Top of Data excerpts
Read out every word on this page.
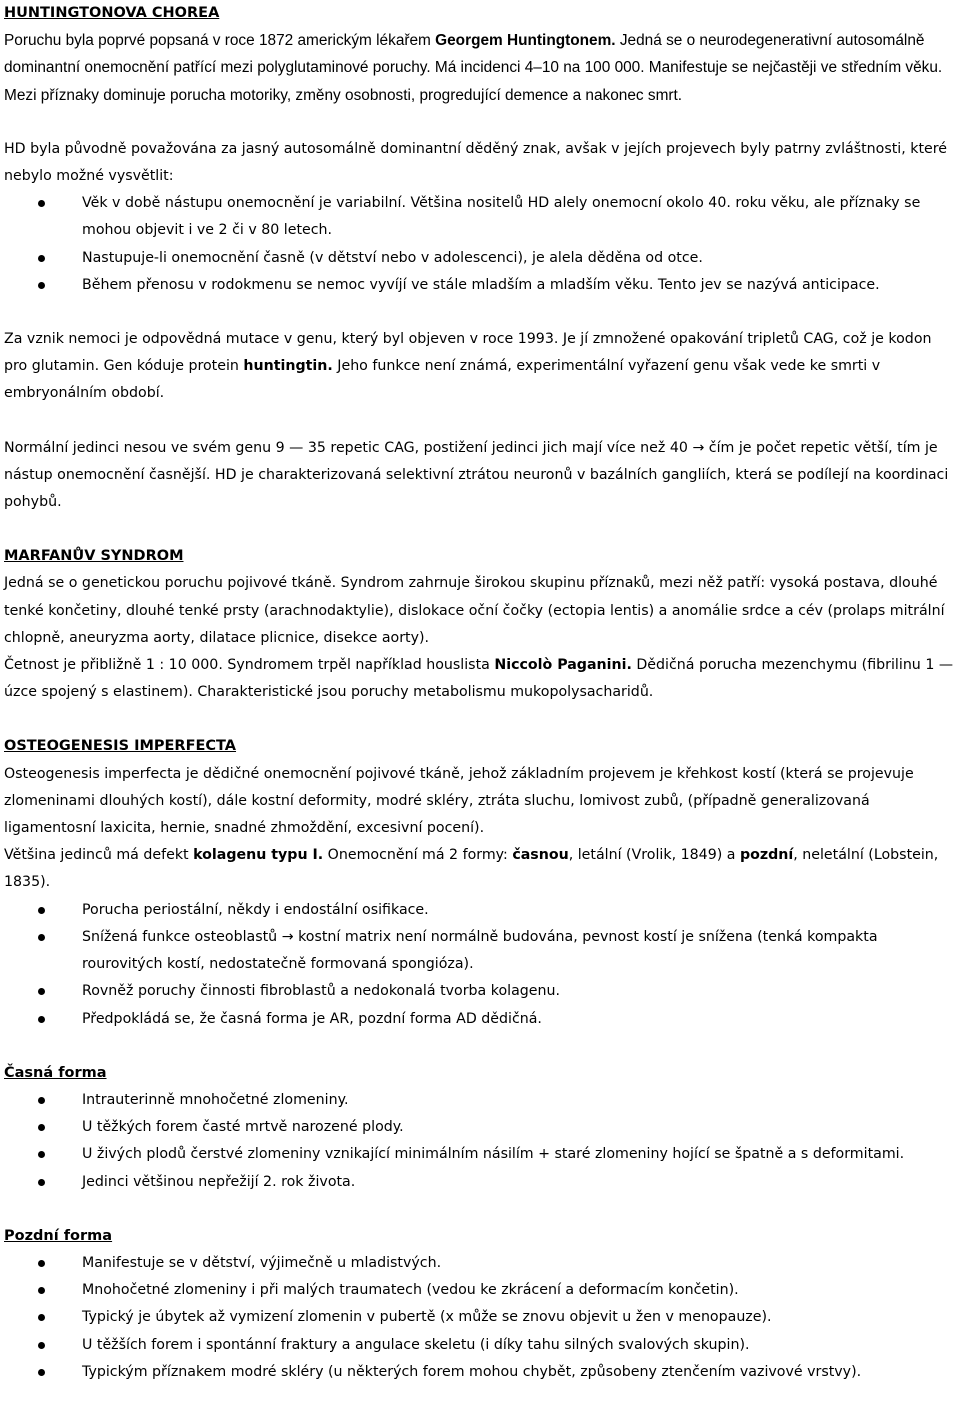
HUNTINGTONOVA CHOREA

Poruchu byla poprvé popsaná v roce 1872 americkým lékařem Georgem Huntingtonem. Jedná se o neurodegenerativní autosomálně dominantní onemocnění patřící mezi polyglutaminové poruchy. Má incidenci 4–10 na 100 000. Manifestuje se nejčastěji ve středním věku. Mezi příznaky dominuje porucha motoriky, změny osobnosti, progredující demence a nakonec smrt.

HD byla původně považována za jasný autosomálně dominantní děděný znak, avšak v jejích projevech byly patrny zvláštnosti, které nebylo možné vysvětlit:

Věk v době nástupu onemocnění je variabilní. Většina nositelů HD alely onemocní okolo 40. roku věku, ale příznaky se mohou objevit i ve 2 či v 80 letech.
Nastupuje-li onemocnění časně (v dětství nebo v adolescenci), je alela děděna od otce.
Během přenosu v rodokmenu se nemoc vyvíjí ve stále mladším a mladším věku. Tento jev se nazývá anticipace.

Za vznik nemoci je odpovědná mutace v genu, který byl objeven v roce 1993. Je jí zmnožené opakování tripletů CAG, což je kodon pro glutamin. Gen kóduje protein huntingtin. Jeho funkce není známá, experimentální vyřazení genu však vede ke smrti v embryonálním období.

Normální jedinci nesou ve svém genu 9 — 35 repetic CAG, postižení jedinci jich mají více než 40 → čím je počet repetic větší, tím je nástup onemocnění časnější. HD je charakterizovaná selektivní ztrátou neuronů v bazálních gangliích, která se podílejí na koordinaci pohybů.

MARFANŮV SYNDROM

Jedná se o genetickou poruchu pojivové tkáně. Syndrom zahrnuje širokou skupinu příznaků, mezi něž patří: vysoká postava, dlouhé tenké končetiny, dlouhé tenké prsty (arachnodaktylie), dislokace oční čočky (ectopia lentis) a anomálie srdce a cév (prolaps mitrální chlopně, aneuryzma aorty, dilatace plicnice, disekce aorty).

Četnost je přibližně 1 : 10 000. Syndromem trpěl například houslista Niccolò Paganini. Dědičná porucha mezenchymu (fibrilinu 1 — úzce spojený s elastinem). Charakteristické jsou poruchy metabolismu mukopolysacharidů.

OSTEOGENESIS IMPERFECTA

Osteogenesis imperfecta je dědičné onemocnění pojivové tkáně, jehož základním projevem je křehkost kostí (která se projevuje zlomeninami dlouhých kostí), dále kostní deformity, modré skléry, ztráta sluchu, lomivost zubů, (případně generalizovaná ligamentosní laxicita, hernie, snadné zhmoždění, excesivní pocení).

Většina jedinců má defekt kolagenu typu I. Onemocnění má 2 formy: časnou, letální (Vrolik, 1849) a pozdní, neletální (Lobstein, 1835).

Porucha periostální, někdy i endostální osifikace.
Snížená funkce osteoblastů → kostní matrix není normálně budována, pevnost kostí je snížena (tenká kompakta rourovitých kostí, nedostatečně formovaná spongióza).
Rovněž poruchy činnosti fibroblastů a nedokonalá tvorba kolagenu.
Předpokládá se, že časná forma je AR, pozdní forma AD dědičná.

Časná forma

Intrauterinně mnohočetné zlomeniny.
U těžkých forem časté mrtvě narozené plody.
U živých plodů čerstvé zlomeniny vznikající minimálním násilím + staré zlomeniny hojící se špatně a s deformitami.
Jedinci většinou nepřežijí 2. rok života.

Pozdní forma

Manifestuje se v dětství, výjimečně u mladistvých.
Mnohočetné zlomeniny i při malých traumatech (vedou ke zkrácení a deformacím končetin).
Typický je úbytek až vymizení zlomenin v pubertě (x může se znovu objevit u žen v menopauze).
U těžších forem i spontánní fraktury a angulace skeletu (i díky tahu silných svalových skupin).
Typickým příznakem modré skléry (u některých forem mohou chybět, způsobeny ztenčením vazivové vrstvy).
Bottom of Data excerpts
→ **The problem**
Give the entries back verbatim and omit the images.

→ **Solution**
Read out every word on this page.
HUNTINGTONOVA CHOREA

Poruchu byla poprvé popsaná v roce 1872 americkým lékařem Georgem Huntingtonem. Jedná se o neurodegenerativní autosomálně dominantní onemocnění patřící mezi polyglutaminové poruchy. Má incidenci 4–10 na 100 000. Manifestuje se nejčastěji ve středním věku. Mezi příznaky dominuje porucha motoriky, změny osobnosti, progredující demence a nakonec smrt.

HD byla původně považována za jasný autosomálně dominantní děděný znak, avšak v jejích projevech byly patrny zvláštnosti, které nebylo možné vysvětlit:

Věk v době nástupu onemocnění je variabilní. Většina nositelů HD alely onemocní okolo 40. roku věku, ale příznaky se mohou objevit i ve 2 či v 80 letech.
Nastupuje-li onemocnění časně (v dětství nebo v adolescenci), je alela děděna od otce.
Během přenosu v rodokmenu se nemoc vyvíjí ve stále mladším a mladším věku. Tento jev se nazývá anticipace.

Za vznik nemoci je odpovědná mutace v genu, který byl objeven v roce 1993. Je jí zmnožené opakování tripletů CAG, což je kodon pro glutamin. Gen kóduje protein huntingtin. Jeho funkce není známá, experimentální vyřazení genu však vede ke smrti v embryonálním období.

Normální jedinci nesou ve svém genu 9 — 35 repetic CAG, postižení jedinci jich mají více než 40 → čím je počet repetic větší, tím je nástup onemocnění časnější. HD je charakterizovaná selektivní ztrátou neuronů v bazálních gangliích, která se podílejí na koordinaci pohybů.

MARFANŮV SYNDROM

Jedná se o genetickou poruchu pojivové tkáně. Syndrom zahrnuje širokou skupinu příznaků, mezi něž patří: vysoká postava, dlouhé tenké končetiny, dlouhé tenké prsty (arachnodaktylie), dislokace oční čočky (ectopia lentis) a anomálie srdce a cév (prolaps mitrální chlopně, aneuryzma aorty, dilatace plicnice, disekce aorty).

Četnost je přibližně 1 : 10 000. Syndromem trpěl například houslista Niccolò Paganini. Dědičná porucha mezenchymu (fibrilinu 1 — úzce spojený s elastinem). Charakteristické jsou poruchy metabolismu mukopolysacharidů.

OSTEOGENESIS IMPERFECTA

Osteogenesis imperfecta je dědičné onemocnění pojivové tkáně, jehož základním projevem je křehkost kostí (která se projevuje zlomeninami dlouhých kostí), dále kostní deformity, modré skléry, ztráta sluchu, lomivost zubů, (případně generalizovaná ligamentosní laxicita, hernie, snadné zhmoždění, excesivní pocení).

Většina jedinců má defekt kolagenu typu I. Onemocnění má 2 formy: časnou, letální (Vrolik, 1849) a pozdní, neletální (Lobstein, 1835).

Porucha periostální, někdy i endostální osifikace.
Snížená funkce osteoblastů → kostní matrix není normálně budována, pevnost kostí je snížena (tenká kompakta rourovitých kostí, nedostatečně formovaná spongióza).
Rovněž poruchy činnosti fibroblastů a nedokonalá tvorba kolagenu.
Předpokládá se, že časná forma je AR, pozdní forma AD dědičná.

Časná forma

Intrauterinně mnohočetné zlomeniny.
U těžkých forem časté mrtvě narozené plody.
U živých plodů čerstvé zlomeniny vznikající minimálním násilím + staré zlomeniny hojící se špatně a s deformitami.
Jedinci většinou nepřežijí 2. rok života.

Pozdní forma

Manifestuje se v dětství, výjimečně u mladistvých.
Mnohočetné zlomeniny i při malých traumatech (vedou ke zkrácení a deformacím končetin).
Typický je úbytek až vymizení zlomenin v pubertě (x může se znovu objevit u žen v menopauze).
U těžších forem i spontánní fraktury a angulace skeletu (i díky tahu silných svalových skupin).
Typickým příznakem modré skléry (u některých forem mohou chybět, způsobeny ztenčením vazivové vrstvy).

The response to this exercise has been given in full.